# [Exercise goal]
From start to finish, set down the entries below exactly, leaving out the pictures.

# [Provided material]
:::::
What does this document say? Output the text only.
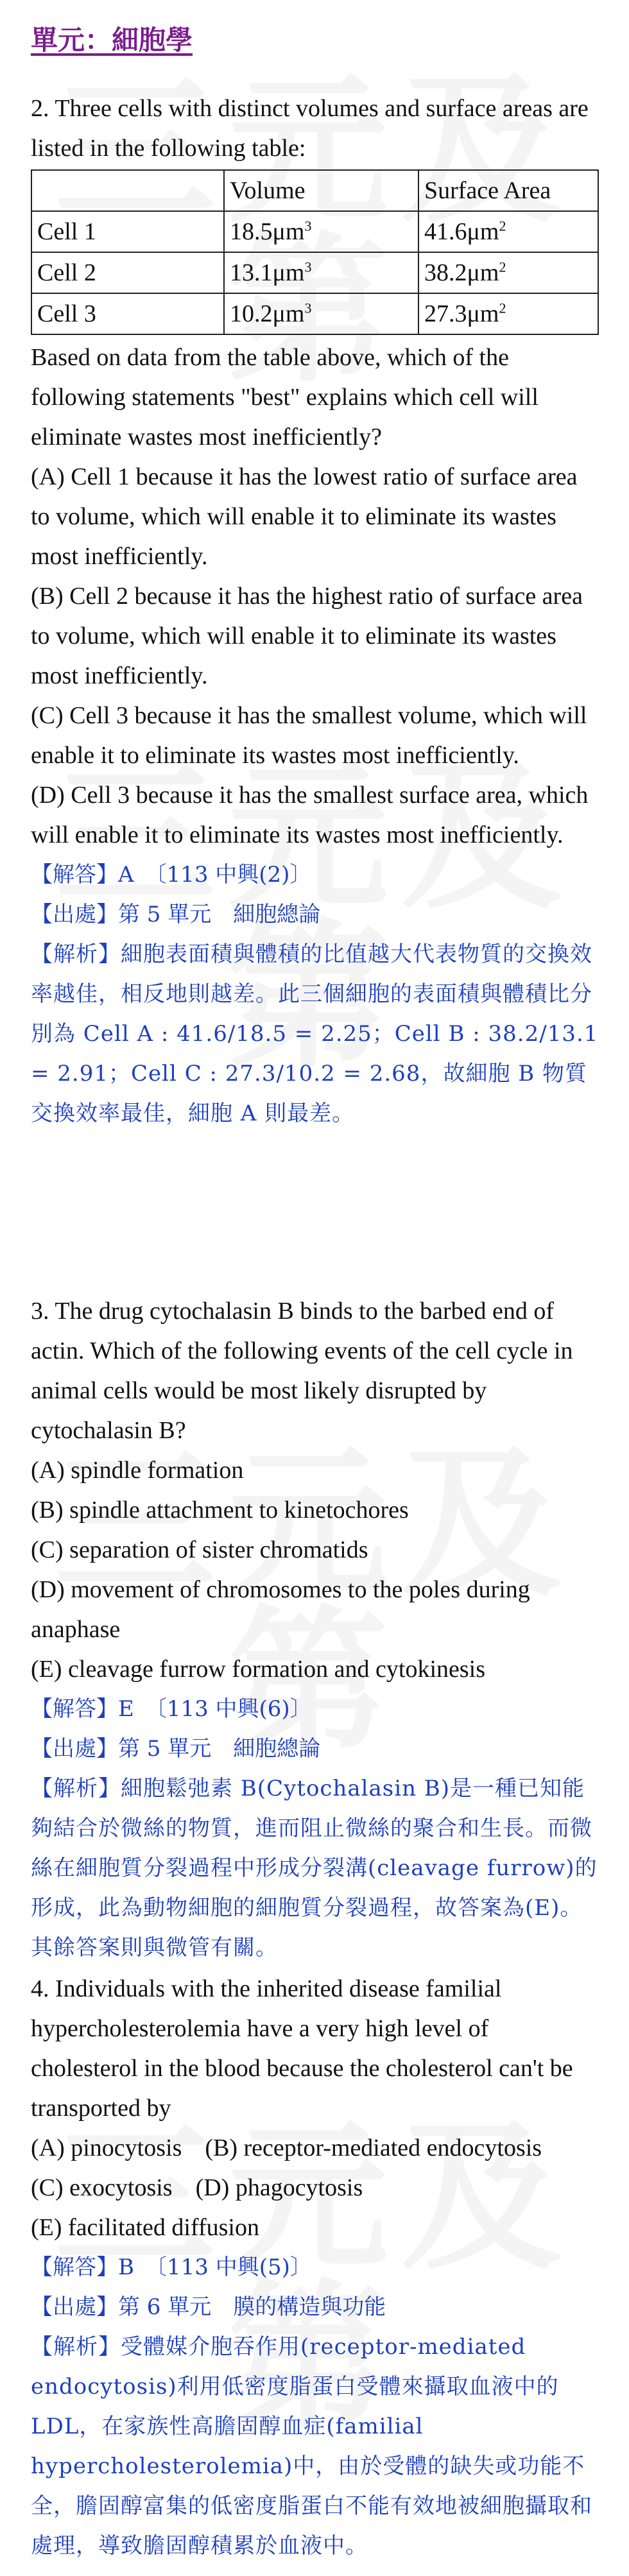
單元：細胞學

2. Three cells with distinct volumes and surface areas are listed in the following table:

	Volume	Surface Area
Cell 1	$18.5\mu m^3$	$41.6\mu m^2$
Cell 2	$13.1\mu m^3$	$38.2\mu m^2$
Cell 3	$10.2\mu m^3$	$27.3\mu m^2$

Based on data from the table above, which of the following statements "best" explains which cell will eliminate wastes most inefficiently?

(A) Cell 1 because it has the lowest ratio of surface area to volume, which will enable it to eliminate its wastes most inefficiently.

(B) Cell 2 because it has the highest ratio of surface area to volume, which will enable it to eliminate its wastes most inefficiently.

(C) Cell 3 because it has the smallest volume, which will enable it to eliminate its wastes most inefficiently.

(D) Cell 3 because it has the smallest surface area, which will enable it to eliminate its wastes most inefficiently.

【解答】A　〔113 中興(2)〕

【出處】第 5 單元　細胞總論

【解析】細胞表面積與體積的比值越大代表物質的交換效率越佳，相反地則越差。此三個細胞的表面積與體積比分別為 Cell A : 41.6/18.5 = 2.25；Cell B : 38.2/13.1 = 2.91；Cell C : 27.3/10.2 = 2.68，故細胞 B 物質交換效率最佳，細胞 A 則最差。

3. The drug cytochalasin B binds to the barbed end of actin. Which of the following events of the cell cycle in animal cells would be most likely disrupted by cytochalasin B?

(A) spindle formation

(B) spindle attachment to kinetochores

(C) separation of sister chromatids

(D) movement of chromosomes to the poles during anaphase

(E) cleavage furrow formation and cytokinesis

【解答】E　〔113 中興(6)〕

【出處】第 5 單元　細胞總論

【解析】細胞鬆弛素 B(Cytochalasin B)是一種已知能夠結合於微絲的物質，進而阻止微絲的聚合和生長。而微絲在細胞質分裂過程中形成分裂溝(cleavage furrow)的形成，此為動物細胞的細胞質分裂過程，故答案為(E)。其餘答案則與微管有關。

4. Individuals with the inherited disease familial hypercholesterolemia have a very high level of cholesterol in the blood because the cholesterol can't be transported by

(A) pinocytosis (B) receptor-mediated endocytosis

(C) exocytosis (D) phagocytosis

(E) facilitated diffusion

【解答】B　〔113 中興(5)〕

【出處】第 6 單元　膜的構造與功能

【解析】受體媒介胞吞作用(receptor-mediated endocytosis)利用低密度脂蛋白受體來攝取血液中的 LDL，在家族性高膽固醇血症(familial hypercholesterolemia)中，由於受體的缺失或功能不全，膽固醇富集的低密度脂蛋白不能有效地被細胞攝取和處理，導致膽固醇積累於血液中。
:::::
# [Expected answer]
What does this document say? Output the text only.
單元：細胞學

2. Three cells with distinct volumes and surface areas are listed in the following table:

	Volume	Surface Area
Cell 1	$18.5\mu m^3$	$41.6\mu m^2$
Cell 2	$13.1\mu m^3$	$38.2\mu m^2$
Cell 3	$10.2\mu m^3$	$27.3\mu m^2$

Based on data from the table above, which of the following statements "best" explains which cell will eliminate wastes most inefficiently?

(A) Cell 1 because it has the lowest ratio of surface area to volume, which will enable it to eliminate its wastes most inefficiently.

(B) Cell 2 because it has the highest ratio of surface area to volume, which will enable it to eliminate its wastes most inefficiently.

(C) Cell 3 because it has the smallest volume, which will enable it to eliminate its wastes most inefficiently.

(D) Cell 3 because it has the smallest surface area, which will enable it to eliminate its wastes most inefficiently.

【解答】A　〔113 中興(2)〕

【出處】第 5 單元　細胞總論

【解析】細胞表面積與體積的比值越大代表物質的交換效率越佳，相反地則越差。此三個細胞的表面積與體積比分別為 Cell A : 41.6/18.5 = 2.25；Cell B : 38.2/13.1 = 2.91；Cell C : 27.3/10.2 = 2.68，故細胞 B 物質交換效率最佳，細胞 A 則最差。

3. The drug cytochalasin B binds to the barbed end of actin. Which of the following events of the cell cycle in animal cells would be most likely disrupted by cytochalasin B?

(A) spindle formation

(B) spindle attachment to kinetochores

(C) separation of sister chromatids

(D) movement of chromosomes to the poles during anaphase

(E) cleavage furrow formation and cytokinesis

【解答】E　〔113 中興(6)〕

【出處】第 5 單元　細胞總論

【解析】細胞鬆弛素 B(Cytochalasin B)是一種已知能夠結合於微絲的物質，進而阻止微絲的聚合和生長。而微絲在細胞質分裂過程中形成分裂溝(cleavage furrow)的形成，此為動物細胞的細胞質分裂過程，故答案為(E)。其餘答案則與微管有關。

4. Individuals with the inherited disease familial hypercholesterolemia have a very high level of cholesterol in the blood because the cholesterol can't be transported by

(A) pinocytosis (B) receptor-mediated endocytosis

(C) exocytosis (D) phagocytosis

(E) facilitated diffusion

【解答】B　〔113 中興(5)〕

【出處】第 6 單元　膜的構造與功能

【解析】受體媒介胞吞作用(receptor-mediated endocytosis)利用低密度脂蛋白受體來攝取血液中的 LDL，在家族性高膽固醇血症(familial hypercholesterolemia)中，由於受體的缺失或功能不全，膽固醇富集的低密度脂蛋白不能有效地被細胞攝取和處理，導致膽固醇積累於血液中。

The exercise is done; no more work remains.